══ Text section

The struggle for sustainability in everything we do is a struggle being waged primarily by the world’s cities, with the construction industry as a close ally.
A report released recently by the Carbon Disclosure Project outlines the initiatives many cities are taking to curb their emissions of greenhouse gases, and the figures are impressive.
One group of 59 large cities — including Toronto — make up an organization called C40 Cities, which among them have literally hundreds of policies and projects to limit emissions, and many of those involve construction.
They’ve already done a lot by taking such steps as capturing methane from urban landfills, installing more-efficient outdoor lighting and requiring more energy efficiency in the choice of building materials and methods. That’s why the group expects to reduce emissions by 248 million tonnes a year by 2020 — the equivalent of taking 44 million passenger vehicles off the road for a year.
Now they’ve raised the bar. This past spring the group began to focus its initiatives on seven areas: energy, transportation, waste management, sustainable communities, water drainage and infrastructure, finance and economic development, and measurement and planning.
Of those seven areas, the first five involve construction — lots of construction.
The energy sector alone, for example, includes “building retrofits, outdoor lighting and other city infrastructure (including district and distributed energy) and city-owned utilities.”
The C40 is an interesting group. It was formed in 2005 when representatives from 18 megacities got together to find ways they could fight climate change. From that first meeting, under Ken Livingstone, then the mayor of London, the group grew. Former Toronto Mayor David Miller was its chairman for a while, and then passed the leadership to New York City Mayor Michael Bloomberg.
The problems cities face are immense. As the world population grows, as more people migrate to cities, as worries grow over global food security, it’s the cities that have to come up with solutions to a widening array of problems. They often have help from senior governments, of course, but outdated tax structures can keep cities impoverished, without the means of raising enough money to build light-rail transit projects, for example. That means they have to go, cap in hand, to provincial and federal governments, pleading for financial help.

════
══ Raw data

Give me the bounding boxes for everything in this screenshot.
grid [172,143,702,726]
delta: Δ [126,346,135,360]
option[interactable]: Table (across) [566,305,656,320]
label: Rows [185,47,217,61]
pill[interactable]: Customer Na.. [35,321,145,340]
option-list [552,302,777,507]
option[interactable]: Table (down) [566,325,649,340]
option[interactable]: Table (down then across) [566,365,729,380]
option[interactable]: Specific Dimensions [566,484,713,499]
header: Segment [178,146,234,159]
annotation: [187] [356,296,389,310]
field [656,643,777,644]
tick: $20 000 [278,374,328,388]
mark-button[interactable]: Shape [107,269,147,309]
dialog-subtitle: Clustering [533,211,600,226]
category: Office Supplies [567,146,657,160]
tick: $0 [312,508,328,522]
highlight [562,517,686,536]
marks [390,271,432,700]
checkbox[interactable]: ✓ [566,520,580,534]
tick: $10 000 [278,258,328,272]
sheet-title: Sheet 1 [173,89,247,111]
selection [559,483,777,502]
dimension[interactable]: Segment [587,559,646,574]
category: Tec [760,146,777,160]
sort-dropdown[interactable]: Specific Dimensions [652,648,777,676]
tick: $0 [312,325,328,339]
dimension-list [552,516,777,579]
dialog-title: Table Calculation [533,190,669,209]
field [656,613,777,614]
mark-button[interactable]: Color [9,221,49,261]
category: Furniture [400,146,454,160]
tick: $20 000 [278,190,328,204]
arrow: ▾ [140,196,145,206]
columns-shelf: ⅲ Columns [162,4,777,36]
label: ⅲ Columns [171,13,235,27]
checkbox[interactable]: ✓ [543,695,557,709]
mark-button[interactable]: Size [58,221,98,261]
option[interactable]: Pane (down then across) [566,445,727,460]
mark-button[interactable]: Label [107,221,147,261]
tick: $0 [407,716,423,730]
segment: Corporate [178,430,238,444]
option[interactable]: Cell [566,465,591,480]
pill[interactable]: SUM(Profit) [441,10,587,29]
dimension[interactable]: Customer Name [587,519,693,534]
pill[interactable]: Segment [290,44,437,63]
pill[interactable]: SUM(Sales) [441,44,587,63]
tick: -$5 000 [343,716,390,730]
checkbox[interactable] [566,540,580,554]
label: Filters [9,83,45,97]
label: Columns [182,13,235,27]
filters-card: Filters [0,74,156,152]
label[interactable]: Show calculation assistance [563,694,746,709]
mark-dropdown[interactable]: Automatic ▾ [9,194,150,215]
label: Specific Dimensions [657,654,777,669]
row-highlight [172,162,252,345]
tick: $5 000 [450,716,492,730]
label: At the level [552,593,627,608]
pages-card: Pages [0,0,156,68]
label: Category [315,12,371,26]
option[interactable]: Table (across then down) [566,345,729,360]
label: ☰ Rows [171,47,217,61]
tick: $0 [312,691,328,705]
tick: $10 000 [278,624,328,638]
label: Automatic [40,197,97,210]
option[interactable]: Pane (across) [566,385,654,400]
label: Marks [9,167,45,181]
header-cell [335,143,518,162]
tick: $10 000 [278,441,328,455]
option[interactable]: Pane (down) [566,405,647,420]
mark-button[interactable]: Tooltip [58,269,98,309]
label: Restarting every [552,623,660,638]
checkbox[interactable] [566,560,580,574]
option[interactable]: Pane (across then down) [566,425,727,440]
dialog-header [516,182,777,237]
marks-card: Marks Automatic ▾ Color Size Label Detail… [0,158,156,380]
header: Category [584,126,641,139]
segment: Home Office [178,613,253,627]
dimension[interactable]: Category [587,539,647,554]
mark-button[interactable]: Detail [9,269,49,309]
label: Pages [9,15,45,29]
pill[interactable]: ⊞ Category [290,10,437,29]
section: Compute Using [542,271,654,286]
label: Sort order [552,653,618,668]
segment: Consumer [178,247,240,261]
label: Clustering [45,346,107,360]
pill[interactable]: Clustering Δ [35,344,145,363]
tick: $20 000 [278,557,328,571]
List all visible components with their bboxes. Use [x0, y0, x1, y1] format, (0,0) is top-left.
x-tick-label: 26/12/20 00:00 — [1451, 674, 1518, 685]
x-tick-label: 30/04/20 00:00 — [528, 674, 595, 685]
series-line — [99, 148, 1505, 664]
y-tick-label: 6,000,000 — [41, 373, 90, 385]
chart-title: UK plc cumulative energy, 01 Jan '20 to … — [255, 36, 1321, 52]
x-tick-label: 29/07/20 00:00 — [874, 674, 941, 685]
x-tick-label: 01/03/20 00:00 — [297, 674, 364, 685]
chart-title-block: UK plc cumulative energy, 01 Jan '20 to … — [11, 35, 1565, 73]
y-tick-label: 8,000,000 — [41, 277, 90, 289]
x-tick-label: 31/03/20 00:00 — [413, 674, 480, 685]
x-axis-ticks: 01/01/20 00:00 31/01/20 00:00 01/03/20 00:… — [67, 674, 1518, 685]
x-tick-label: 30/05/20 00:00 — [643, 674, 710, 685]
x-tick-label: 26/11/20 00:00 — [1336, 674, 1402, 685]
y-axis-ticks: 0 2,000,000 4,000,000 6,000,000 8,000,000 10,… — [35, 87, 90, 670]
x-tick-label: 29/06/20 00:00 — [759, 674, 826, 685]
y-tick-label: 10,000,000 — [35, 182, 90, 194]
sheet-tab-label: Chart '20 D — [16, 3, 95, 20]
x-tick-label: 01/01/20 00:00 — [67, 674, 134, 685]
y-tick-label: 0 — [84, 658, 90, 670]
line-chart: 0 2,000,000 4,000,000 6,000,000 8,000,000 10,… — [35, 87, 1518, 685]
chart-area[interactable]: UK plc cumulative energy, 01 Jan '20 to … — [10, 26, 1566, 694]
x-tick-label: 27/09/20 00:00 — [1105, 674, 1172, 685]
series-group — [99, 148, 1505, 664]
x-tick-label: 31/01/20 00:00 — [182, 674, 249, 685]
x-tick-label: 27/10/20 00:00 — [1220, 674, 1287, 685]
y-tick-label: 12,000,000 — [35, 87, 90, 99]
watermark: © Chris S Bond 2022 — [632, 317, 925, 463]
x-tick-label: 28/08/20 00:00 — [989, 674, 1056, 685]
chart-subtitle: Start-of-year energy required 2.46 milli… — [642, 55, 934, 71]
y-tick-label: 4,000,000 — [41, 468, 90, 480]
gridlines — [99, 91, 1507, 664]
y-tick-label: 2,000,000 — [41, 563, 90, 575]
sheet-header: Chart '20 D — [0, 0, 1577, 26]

════

— Exercise objective —
Quote the passage of the text on cities and emissions starting at "Of those seven" and ending at "Mayor Michael Bloomberg.". The data bear no relation to the text on cities and emissions.

— Solution for this problem —
Of those seven areas, the first five involve construction — lots of construction.
The energy sector alone, for example, includes “building retrofits, outdoor lighting and other city infrastructure (including district and distributed energy) and city-owned utilities.”
The C40 is an interesting group. It was formed in 2005 when representatives from 18 megacities got together to find ways they could fight climate change. From that first meeting, under Ken Livingstone, then the mayor of London, the group grew. Former Toronto Mayor David Miller was its chairman for a while, and then passed the leadership to New York City Mayor Michael Bloomberg.